→ **Extracted records**
┏━━
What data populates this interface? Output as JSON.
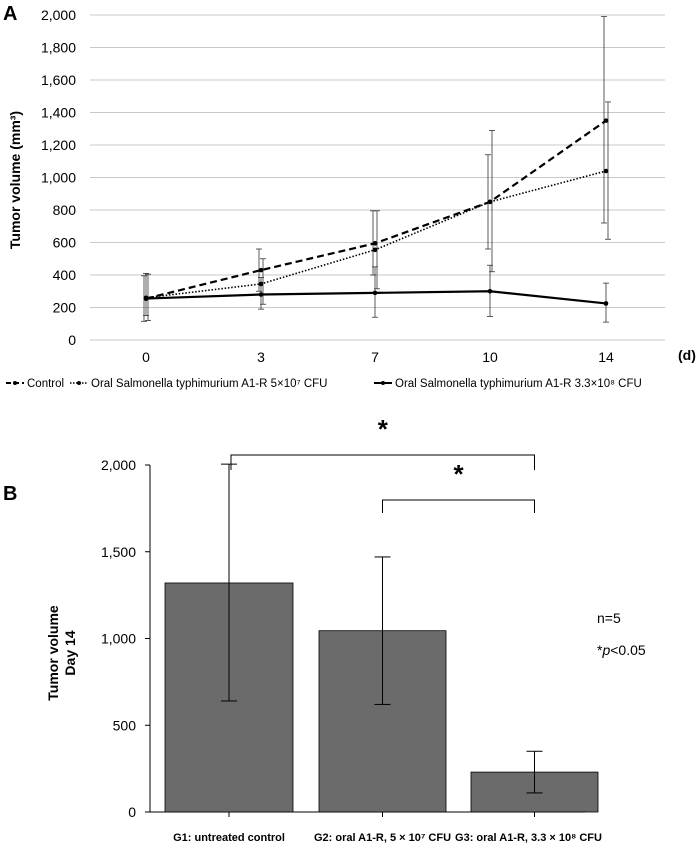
{
  "figure": {
    "panel_a_label": "A",
    "panel_b_label": "B"
  },
  "chart_data": [
    {
      "type": "line",
      "panel": "A",
      "title": "",
      "xlabel": "(d)",
      "ylabel": "Tumor volume (mm³)",
      "ylim": [
        0,
        2000
      ],
      "y_ticks": [
        "0",
        "200",
        "400",
        "600",
        "800",
        "1,000",
        "1,200",
        "1,400",
        "1,600",
        "1,800",
        "2,000"
      ],
      "y_tick_values": [
        0,
        200,
        400,
        600,
        800,
        1000,
        1200,
        1400,
        1600,
        1800,
        2000
      ],
      "categories": [
        "0",
        "3",
        "7",
        "10",
        "14"
      ],
      "grid": true,
      "legend_position": "bottom",
      "series": [
        {
          "name": "Control",
          "legend_label": "Control",
          "style": "dashed",
          "values": [
            255,
            430,
            595,
            850,
            1350
          ],
          "err_low": [
            115,
            300,
            400,
            560,
            720
          ],
          "err_high": [
            395,
            560,
            795,
            1140,
            1990
          ]
        },
        {
          "name": "Oral Salmonella typhimurium A1-R 5×10⁷ CFU",
          "legend_label": "Oral Salmonella typhimurium A1-R 5×10⁷ CFU",
          "style": "dotted",
          "values": [
            260,
            345,
            555,
            850,
            1040
          ],
          "err_low": [
            120,
            220,
            315,
            420,
            620
          ],
          "err_high": [
            405,
            500,
            795,
            1290,
            1465
          ]
        },
        {
          "name": "Oral Salmonella typhimurium A1-R 3.3×10⁸ CFU",
          "legend_label": "Oral Salmonella typhimurium A1-R 3.3×10⁸ CFU",
          "style": "solid",
          "values": [
            255,
            280,
            290,
            300,
            225
          ],
          "err_low": [
            150,
            190,
            140,
            145,
            110
          ],
          "err_high": [
            410,
            385,
            450,
            460,
            350
          ]
        }
      ]
    },
    {
      "type": "bar",
      "panel": "B",
      "title": "",
      "ylabel_line1": "Tumor volume",
      "ylabel_line2": "Day 14",
      "ylim": [
        0,
        2000
      ],
      "y_ticks": [
        "0",
        "500",
        "1,000",
        "1,500",
        "2,000"
      ],
      "y_tick_values": [
        0,
        500,
        1000,
        1500,
        2000
      ],
      "categories": [
        "G1: untreated control",
        "G2: oral A1-R, 5 × 10⁷ CFU",
        "G3: oral A1-R, 3.3 × 10⁸ CFU"
      ],
      "values": [
        1320,
        1045,
        230
      ],
      "err_low": [
        640,
        620,
        110
      ],
      "err_high": [
        2005,
        1470,
        350
      ],
      "bar_color": "#6b6b6b",
      "annotations": {
        "n_text": "n=5",
        "p_prefix": "*",
        "p_italic": "p",
        "p_suffix": "<0.05",
        "significance_brackets": [
          {
            "from": 0,
            "to": 2,
            "label": "*"
          },
          {
            "from": 1,
            "to": 2,
            "label": "*"
          }
        ]
      }
    }
  ]
}
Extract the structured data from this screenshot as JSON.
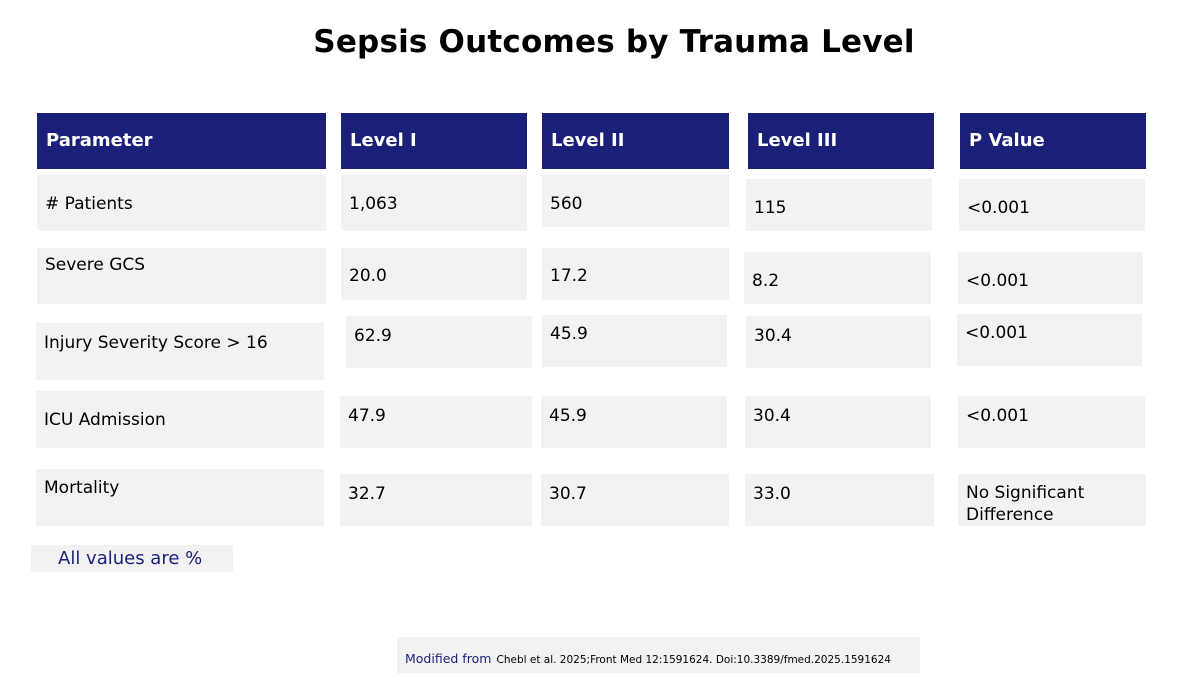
{
  "title": "Sepsis Outcomes by Trauma Level",
  "table": {
    "headers": [
      "Parameter",
      "Level I",
      "Level II",
      "Level III",
      "P Value"
    ],
    "rows": [
      [
        "# Patients",
        "1,063",
        "560",
        "115",
        "<0.001"
      ],
      [
        "Severe GCS",
        "20.0",
        "17.2",
        "8.2",
        "<0.001"
      ],
      [
        "Injury Severity Score > 16",
        "62.9",
        "45.9",
        "30.4",
        "<0.001"
      ],
      [
        "ICU Admission",
        "47.9",
        "45.9",
        "30.4",
        "<0.001"
      ],
      [
        "Mortality",
        "32.7",
        "30.7",
        "33.0",
        "No Significant Difference"
      ]
    ]
  },
  "note": "All values are %",
  "citation": {
    "prefix": "Modified from",
    "reference": "Chebl et al. 2025;Front Med 12:1591624. Doi:10.3389/fmed.2025.1591624"
  },
  "colors": {
    "header_bg": "#1a1f78",
    "cell_bg": "#f2f2f2",
    "note_text": "#1a1f78"
  }
}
┗━━
→ **Task to carry out**
Copy each line holding the word "this" from the listing above.

→ **Task response**
What data populates this interface? Output as JSON.
Extract the structured data from this screenshot as JSON.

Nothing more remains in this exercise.